[Opening Input data section]

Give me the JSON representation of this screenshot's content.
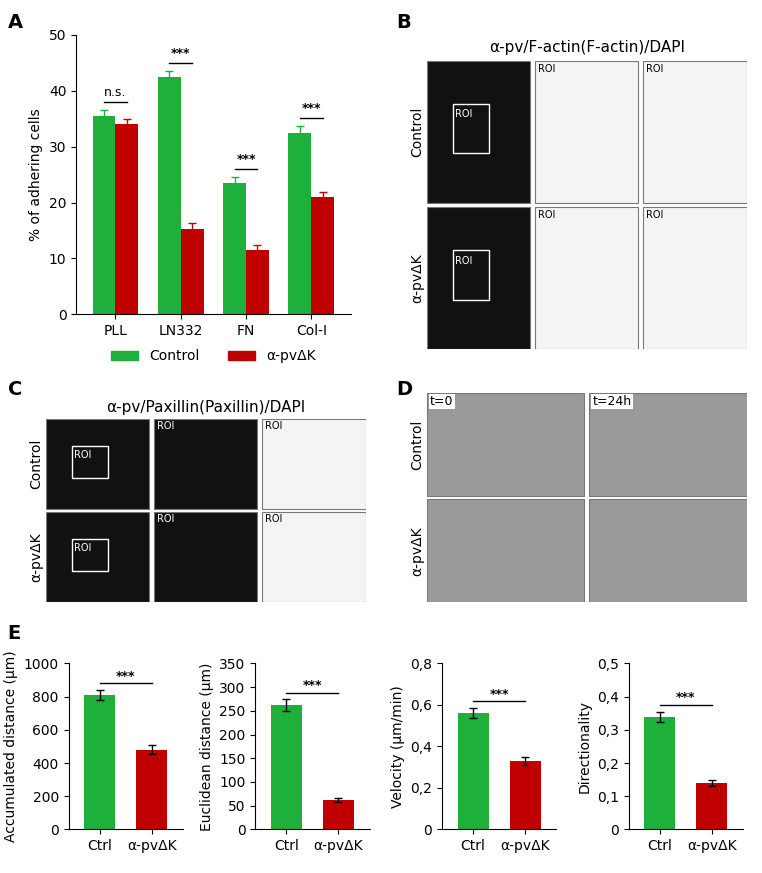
{
  "panel_labels": [
    "A",
    "B",
    "C",
    "D",
    "E"
  ],
  "chart_data": [
    {
      "type": "bar",
      "ylabel": "% of adhering cells",
      "categories": [
        "PLL",
        "LN332",
        "FN",
        "Col-I"
      ],
      "series": [
        {
          "name": "Control",
          "color": "#1fb03c",
          "values": [
            35.5,
            42.5,
            23.5,
            32.5
          ],
          "errors": [
            1.0,
            1.0,
            1.0,
            1.2
          ]
        },
        {
          "name": "α-pvΔK",
          "color": "#c00000",
          "values": [
            34.0,
            15.3,
            11.5,
            21.0
          ],
          "errors": [
            1.0,
            1.0,
            0.9,
            0.9
          ]
        }
      ],
      "annotations": [
        "n.s.",
        "***",
        "***",
        "***"
      ],
      "ylim": [
        0,
        50
      ],
      "yticks": [
        0,
        10,
        20,
        30,
        40,
        50
      ],
      "legend": "lower center"
    },
    {
      "type": "bar",
      "ylabel": "Accumulated distance (µm)",
      "categories": [
        "Ctrl",
        "α-pvΔK"
      ],
      "values": [
        810,
        480
      ],
      "errors": [
        30,
        28
      ],
      "colors": [
        "#1fb03c",
        "#c00000"
      ],
      "annotations": [
        "***"
      ],
      "ylim": [
        0,
        1000
      ],
      "yticks": [
        0,
        200,
        400,
        600,
        800,
        1000
      ]
    },
    {
      "type": "bar",
      "ylabel": "Euclidean distance (µm)",
      "categories": [
        "Ctrl",
        "α-pvΔK"
      ],
      "values": [
        262,
        62
      ],
      "errors": [
        12,
        5
      ],
      "colors": [
        "#1fb03c",
        "#c00000"
      ],
      "annotations": [
        "***"
      ],
      "ylim": [
        0,
        350
      ],
      "yticks": [
        0,
        50,
        100,
        150,
        200,
        250,
        300,
        350
      ]
    },
    {
      "type": "bar",
      "ylabel": "Velocity (µm/min)",
      "categories": [
        "Ctrl",
        "α-pvΔK"
      ],
      "values": [
        0.56,
        0.33
      ],
      "errors": [
        0.025,
        0.02
      ],
      "colors": [
        "#1fb03c",
        "#c00000"
      ],
      "annotations": [
        "***"
      ],
      "ylim": [
        0,
        0.8
      ],
      "yticks": [
        0,
        {
          "value": 0.2,
          "label": "0,2"
        },
        {
          "value": 0.4,
          "label": "0,4"
        },
        {
          "value": 0.6,
          "label": "0,6"
        },
        {
          "value": 0.8,
          "label": "0,8"
        }
      ]
    },
    {
      "type": "bar",
      "ylabel": "Directionality",
      "categories": [
        "Ctrl",
        "α-pvΔK"
      ],
      "values": [
        0.34,
        0.14
      ],
      "errors": [
        0.015,
        0.01
      ],
      "colors": [
        "#1fb03c",
        "#c00000"
      ],
      "annotations": [
        "***"
      ],
      "ylim": [
        0,
        0.5
      ],
      "yticks": [
        0,
        {
          "value": 0.1,
          "label": "0,1"
        },
        {
          "value": 0.2,
          "label": "0,2"
        },
        {
          "value": 0.3,
          "label": "0,3"
        },
        {
          "value": 0.4,
          "label": "0,4"
        },
        {
          "value": 0.5,
          "label": "0,5"
        }
      ]
    }
  ],
  "images": {
    "B": {
      "title": "α-pv/F-actin(F-actin)/DAPI",
      "rows": [
        "Control",
        "α-pvΔK"
      ],
      "inset": "ROI"
    },
    "C": {
      "title": "α-pv/Paxillin(Paxillin)/DAPI",
      "rows": [
        "Control",
        "α-pvΔK"
      ],
      "inset": "ROI"
    },
    "D": {
      "columns": [
        "t=0",
        "t=24h"
      ],
      "rows": [
        "Control",
        "α-pvΔK"
      ]
    }
  }
}
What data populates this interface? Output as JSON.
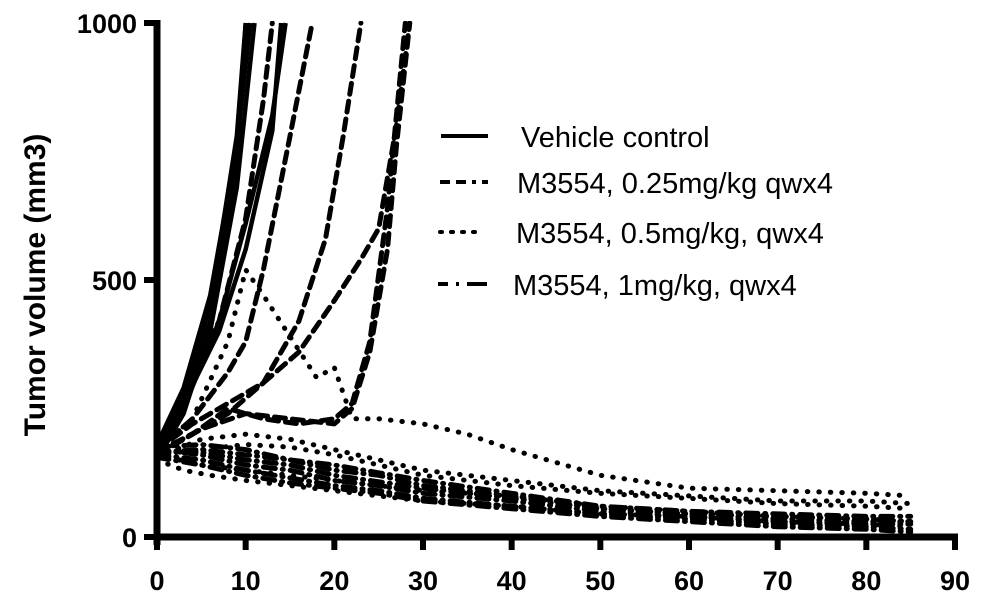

[Closing Input data section]

Task to complete: Lines containing the string "JSON" are the ones to copy from the entries above.

Written solution:
Give me the JSON representation of this screenshot's content.
What data populates this interface? Output as JSON.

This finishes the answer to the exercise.